Exercise objective
Reproduce each of the following lines verbatim, with no alterations.

Records shown
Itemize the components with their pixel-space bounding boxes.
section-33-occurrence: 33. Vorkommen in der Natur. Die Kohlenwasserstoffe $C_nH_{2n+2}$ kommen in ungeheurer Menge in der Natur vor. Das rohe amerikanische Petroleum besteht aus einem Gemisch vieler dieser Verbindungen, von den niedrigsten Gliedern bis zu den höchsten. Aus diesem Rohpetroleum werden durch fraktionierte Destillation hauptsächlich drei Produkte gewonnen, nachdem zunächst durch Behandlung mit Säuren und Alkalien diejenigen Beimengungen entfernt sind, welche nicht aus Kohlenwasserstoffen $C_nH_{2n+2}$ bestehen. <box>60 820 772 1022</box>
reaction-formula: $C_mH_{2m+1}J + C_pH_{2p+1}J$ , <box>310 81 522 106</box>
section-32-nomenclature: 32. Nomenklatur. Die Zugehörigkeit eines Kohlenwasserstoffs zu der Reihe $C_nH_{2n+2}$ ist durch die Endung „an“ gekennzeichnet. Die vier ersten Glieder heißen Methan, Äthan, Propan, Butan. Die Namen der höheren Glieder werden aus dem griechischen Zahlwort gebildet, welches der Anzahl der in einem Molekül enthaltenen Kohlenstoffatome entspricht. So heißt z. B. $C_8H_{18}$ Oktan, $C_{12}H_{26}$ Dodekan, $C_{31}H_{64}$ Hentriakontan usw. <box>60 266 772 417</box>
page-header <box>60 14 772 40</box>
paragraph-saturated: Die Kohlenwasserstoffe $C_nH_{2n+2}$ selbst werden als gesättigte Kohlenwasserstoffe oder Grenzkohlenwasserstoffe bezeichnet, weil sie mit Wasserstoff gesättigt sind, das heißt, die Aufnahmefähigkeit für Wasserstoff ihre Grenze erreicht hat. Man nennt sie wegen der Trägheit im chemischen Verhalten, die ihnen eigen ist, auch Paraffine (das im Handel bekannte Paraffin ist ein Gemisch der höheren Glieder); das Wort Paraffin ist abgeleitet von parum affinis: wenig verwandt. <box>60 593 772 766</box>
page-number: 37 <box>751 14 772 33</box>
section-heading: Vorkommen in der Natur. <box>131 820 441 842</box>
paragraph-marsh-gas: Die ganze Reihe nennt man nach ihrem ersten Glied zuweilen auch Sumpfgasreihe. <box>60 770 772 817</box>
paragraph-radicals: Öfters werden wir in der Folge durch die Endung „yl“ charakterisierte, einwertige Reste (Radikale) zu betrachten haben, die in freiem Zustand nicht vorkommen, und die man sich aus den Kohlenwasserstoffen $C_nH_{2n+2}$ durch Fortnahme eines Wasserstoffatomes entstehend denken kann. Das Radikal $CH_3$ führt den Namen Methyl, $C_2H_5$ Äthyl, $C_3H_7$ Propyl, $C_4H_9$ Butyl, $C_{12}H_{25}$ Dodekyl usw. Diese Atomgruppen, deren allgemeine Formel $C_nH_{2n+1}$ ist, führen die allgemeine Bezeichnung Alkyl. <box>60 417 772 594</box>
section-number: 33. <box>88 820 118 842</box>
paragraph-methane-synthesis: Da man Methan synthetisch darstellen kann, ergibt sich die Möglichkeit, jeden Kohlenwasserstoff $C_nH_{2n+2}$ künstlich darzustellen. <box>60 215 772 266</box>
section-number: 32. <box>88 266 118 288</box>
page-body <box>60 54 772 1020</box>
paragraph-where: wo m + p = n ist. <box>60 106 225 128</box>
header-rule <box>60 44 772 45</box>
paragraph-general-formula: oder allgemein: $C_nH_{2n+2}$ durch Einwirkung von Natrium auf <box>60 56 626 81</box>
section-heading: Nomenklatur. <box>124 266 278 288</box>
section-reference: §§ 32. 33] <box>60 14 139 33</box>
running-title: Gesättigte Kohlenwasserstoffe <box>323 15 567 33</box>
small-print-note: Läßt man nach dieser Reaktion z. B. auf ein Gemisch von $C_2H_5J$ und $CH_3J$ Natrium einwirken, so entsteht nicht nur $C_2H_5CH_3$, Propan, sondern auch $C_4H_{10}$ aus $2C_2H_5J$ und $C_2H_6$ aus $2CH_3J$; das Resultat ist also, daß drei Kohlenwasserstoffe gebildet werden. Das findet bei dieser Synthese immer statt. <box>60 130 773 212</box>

Solution for this exercise
Itemize the components with their pixel-space bounding boxes.
section-33-occurrence: 33. Vorkommen in der Natur. Die Kohlenwasserstoffe $C_nH_{2n+2}$ kommen in ungeheurer Menge in der Natur vor. Das rohe amerikanische Petroleum besteht aus einem Gemisch vieler dieser Verbindungen, von den niedrigsten Gliedern bis zu den höchsten. Aus diesem Rohpetroleum werden durch fraktionierte Destillation hauptsächlich drei Produkte gewonnen, nachdem zunächst durch Behandlung mit Säuren und Alkalien diejenigen Beimengungen entfernt sind, welche nicht aus Kohlenwasserstoffen $C_nH_{2n+2}$ bestehen. <box>60 820 772 1022</box>
reaction-formula: $C_mH_{2m+1}J + C_pH_{2p+1}J$ , <box>310 81 522 106</box>
section-32-nomenclature: 32. Nomenklatur. Die Zugehörigkeit eines Kohlenwasserstoffs zu der Reihe $C_nH_{2n+2}$ ist durch die Endung „an“ gekennzeichnet. Die vier ersten Glieder heißen Methan, Äthan, Propan, Butan. Die Namen der höheren Glieder werden aus dem griechischen Zahlwort gebildet, welches der Anzahl der in einem Molekül enthaltenen Kohlenstoffatome entspricht. So heißt z. B. $C_8H_{18}$ Oktan, $C_{12}H_{26}$ Dodekan, $C_{31}H_{64}$ Hentriakontan usw. <box>60 266 772 417</box>
page-header <box>60 14 772 40</box>
paragraph-saturated: Die Kohlenwasserstoffe $C_nH_{2n+2}$ selbst werden als gesättigte Kohlenwasserstoffe oder Grenzkohlenwasserstoffe bezeichnet, weil sie mit Wasserstoff gesättigt sind, das heißt, die Aufnahmefähigkeit für Wasserstoff ihre Grenze erreicht hat. Man nennt sie wegen der Trägheit im chemischen Verhalten, die ihnen eigen ist, auch Paraffine (das im Handel bekannte Paraffin ist ein Gemisch der höheren Glieder); das Wort Paraffin ist abgeleitet von parum affinis: wenig verwandt. <box>60 593 772 766</box>
page-number: 37 <box>751 14 772 33</box>
section-heading: Vorkommen in der Natur. <box>131 820 441 842</box>
paragraph-marsh-gas: Die ganze Reihe nennt man nach ihrem ersten Glied zuweilen auch Sumpfgasreihe. <box>60 770 772 817</box>
paragraph-radicals: Öfters werden wir in der Folge durch die Endung „yl“ charakterisierte, einwertige Reste (Radikale) zu betrachten haben, die in freiem Zustand nicht vorkommen, und die man sich aus den Kohlenwasserstoffen $C_nH_{2n+2}$ durch Fortnahme eines Wasserstoffatomes entstehend denken kann. Das Radikal $CH_3$ führt den Namen Methyl, $C_2H_5$ Äthyl, $C_3H_7$ Propyl, $C_4H_9$ Butyl, $C_{12}H_{25}$ Dodekyl usw. Diese Atomgruppen, deren allgemeine Formel $C_nH_{2n+1}$ ist, führen die allgemeine Bezeichnung Alkyl. <box>60 417 772 594</box>
section-number: 33. <box>88 820 118 842</box>
paragraph-methane-synthesis: Da man Methan synthetisch darstellen kann, ergibt sich die Möglichkeit, jeden Kohlenwasserstoff $C_nH_{2n+2}$ künstlich darzustellen. <box>60 215 772 266</box>
section-number: 32. <box>88 266 118 288</box>
page-body <box>60 54 772 1020</box>
paragraph-where: wo m + p = n ist. <box>60 106 225 128</box>
header-rule <box>60 44 772 45</box>
paragraph-general-formula: oder allgemein: $C_nH_{2n+2}$ durch Einwirkung von Natrium auf <box>60 56 626 81</box>
section-heading: Nomenklatur. <box>124 266 278 288</box>
section-reference: §§ 32. 33] <box>60 14 139 33</box>
running-title: Gesättigte Kohlenwasserstoffe <box>323 15 567 33</box>
small-print-note: Läßt man nach dieser Reaktion z. B. auf ein Gemisch von $C_2H_5J$ und $CH_3J$ Natrium einwirken, so entsteht nicht nur $C_2H_5CH_3$, Propan, sondern auch $C_4H_{10}$ aus $2C_2H_5J$ und $C_2H_6$ aus $2CH_3J$; das Resultat ist also, daß drei Kohlenwasserstoffe gebildet werden. Das findet bei dieser Synthese immer statt. <box>60 130 773 212</box>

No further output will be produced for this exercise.